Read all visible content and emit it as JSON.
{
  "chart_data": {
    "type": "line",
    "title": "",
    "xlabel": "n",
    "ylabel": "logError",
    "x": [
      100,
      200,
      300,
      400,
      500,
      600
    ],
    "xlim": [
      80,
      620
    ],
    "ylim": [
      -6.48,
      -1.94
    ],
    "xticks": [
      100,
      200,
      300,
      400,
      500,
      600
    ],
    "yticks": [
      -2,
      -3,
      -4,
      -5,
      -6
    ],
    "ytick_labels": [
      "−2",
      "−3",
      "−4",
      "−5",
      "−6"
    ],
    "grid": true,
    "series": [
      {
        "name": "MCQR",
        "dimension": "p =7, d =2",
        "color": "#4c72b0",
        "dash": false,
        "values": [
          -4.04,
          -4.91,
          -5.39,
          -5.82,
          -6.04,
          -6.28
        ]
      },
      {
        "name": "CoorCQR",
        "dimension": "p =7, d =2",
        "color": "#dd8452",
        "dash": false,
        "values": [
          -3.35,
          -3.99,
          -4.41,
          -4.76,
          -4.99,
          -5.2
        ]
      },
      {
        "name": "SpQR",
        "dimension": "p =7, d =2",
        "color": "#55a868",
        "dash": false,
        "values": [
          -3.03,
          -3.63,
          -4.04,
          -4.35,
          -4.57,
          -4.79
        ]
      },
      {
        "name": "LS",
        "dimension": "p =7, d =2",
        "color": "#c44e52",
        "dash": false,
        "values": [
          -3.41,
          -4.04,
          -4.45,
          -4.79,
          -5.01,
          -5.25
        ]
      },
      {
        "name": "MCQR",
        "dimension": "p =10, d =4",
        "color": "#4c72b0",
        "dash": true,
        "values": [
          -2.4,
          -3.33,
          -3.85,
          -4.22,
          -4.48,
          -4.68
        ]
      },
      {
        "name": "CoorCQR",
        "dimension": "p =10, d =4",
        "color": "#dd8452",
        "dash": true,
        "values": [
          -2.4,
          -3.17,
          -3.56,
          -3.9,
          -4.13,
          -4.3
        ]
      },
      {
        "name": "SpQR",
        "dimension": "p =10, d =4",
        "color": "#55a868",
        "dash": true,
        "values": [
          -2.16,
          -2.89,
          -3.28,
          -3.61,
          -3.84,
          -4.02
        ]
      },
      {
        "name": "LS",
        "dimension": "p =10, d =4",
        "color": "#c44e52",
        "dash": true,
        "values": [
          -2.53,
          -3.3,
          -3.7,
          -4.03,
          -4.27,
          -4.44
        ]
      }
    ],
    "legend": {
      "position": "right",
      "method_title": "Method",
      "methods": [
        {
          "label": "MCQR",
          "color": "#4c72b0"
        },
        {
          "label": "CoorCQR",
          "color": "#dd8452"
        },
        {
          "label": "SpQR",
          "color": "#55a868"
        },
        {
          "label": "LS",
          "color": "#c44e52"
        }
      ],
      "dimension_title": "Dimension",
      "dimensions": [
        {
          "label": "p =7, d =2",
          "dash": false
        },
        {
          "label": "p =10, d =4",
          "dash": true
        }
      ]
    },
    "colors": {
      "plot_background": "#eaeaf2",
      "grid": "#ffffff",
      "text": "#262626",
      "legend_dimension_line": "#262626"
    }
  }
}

# Exercise
Could you reproduce every record above exactly as it appears?

# Written answer
Read all visible content and emit it as JSON.
{
  "chart_data": {
    "type": "line",
    "title": "",
    "xlabel": "n",
    "ylabel": "logError",
    "x": [
      100,
      200,
      300,
      400,
      500,
      600
    ],
    "xlim": [
      80,
      620
    ],
    "ylim": [
      -6.48,
      -1.94
    ],
    "xticks": [
      100,
      200,
      300,
      400,
      500,
      600
    ],
    "yticks": [
      -2,
      -3,
      -4,
      -5,
      -6
    ],
    "ytick_labels": [
      "−2",
      "−3",
      "−4",
      "−5",
      "−6"
    ],
    "grid": true,
    "series": [
      {
        "name": "MCQR",
        "dimension": "p =7, d =2",
        "color": "#4c72b0",
        "dash": false,
        "values": [
          -4.04,
          -4.91,
          -5.39,
          -5.82,
          -6.04,
          -6.28
        ]
      },
      {
        "name": "CoorCQR",
        "dimension": "p =7, d =2",
        "color": "#dd8452",
        "dash": false,
        "values": [
          -3.35,
          -3.99,
          -4.41,
          -4.76,
          -4.99,
          -5.2
        ]
      },
      {
        "name": "SpQR",
        "dimension": "p =7, d =2",
        "color": "#55a868",
        "dash": false,
        "values": [
          -3.03,
          -3.63,
          -4.04,
          -4.35,
          -4.57,
          -4.79
        ]
      },
      {
        "name": "LS",
        "dimension": "p =7, d =2",
        "color": "#c44e52",
        "dash": false,
        "values": [
          -3.41,
          -4.04,
          -4.45,
          -4.79,
          -5.01,
          -5.25
        ]
      },
      {
        "name": "MCQR",
        "dimension": "p =10, d =4",
        "color": "#4c72b0",
        "dash": true,
        "values": [
          -2.4,
          -3.33,
          -3.85,
          -4.22,
          -4.48,
          -4.68
        ]
      },
      {
        "name": "CoorCQR",
        "dimension": "p =10, d =4",
        "color": "#dd8452",
        "dash": true,
        "values": [
          -2.4,
          -3.17,
          -3.56,
          -3.9,
          -4.13,
          -4.3
        ]
      },
      {
        "name": "SpQR",
        "dimension": "p =10, d =4",
        "color": "#55a868",
        "dash": true,
        "values": [
          -2.16,
          -2.89,
          -3.28,
          -3.61,
          -3.84,
          -4.02
        ]
      },
      {
        "name": "LS",
        "dimension": "p =10, d =4",
        "color": "#c44e52",
        "dash": true,
        "values": [
          -2.53,
          -3.3,
          -3.7,
          -4.03,
          -4.27,
          -4.44
        ]
      }
    ],
    "legend": {
      "position": "right",
      "method_title": "Method",
      "methods": [
        {
          "label": "MCQR",
          "color": "#4c72b0"
        },
        {
          "label": "CoorCQR",
          "color": "#dd8452"
        },
        {
          "label": "SpQR",
          "color": "#55a868"
        },
        {
          "label": "LS",
          "color": "#c44e52"
        }
      ],
      "dimension_title": "Dimension",
      "dimensions": [
        {
          "label": "p =7, d =2",
          "dash": false
        },
        {
          "label": "p =10, d =4",
          "dash": true
        }
      ]
    },
    "colors": {
      "plot_background": "#eaeaf2",
      "grid": "#ffffff",
      "text": "#262626",
      "legend_dimension_line": "#262626"
    }
  }
}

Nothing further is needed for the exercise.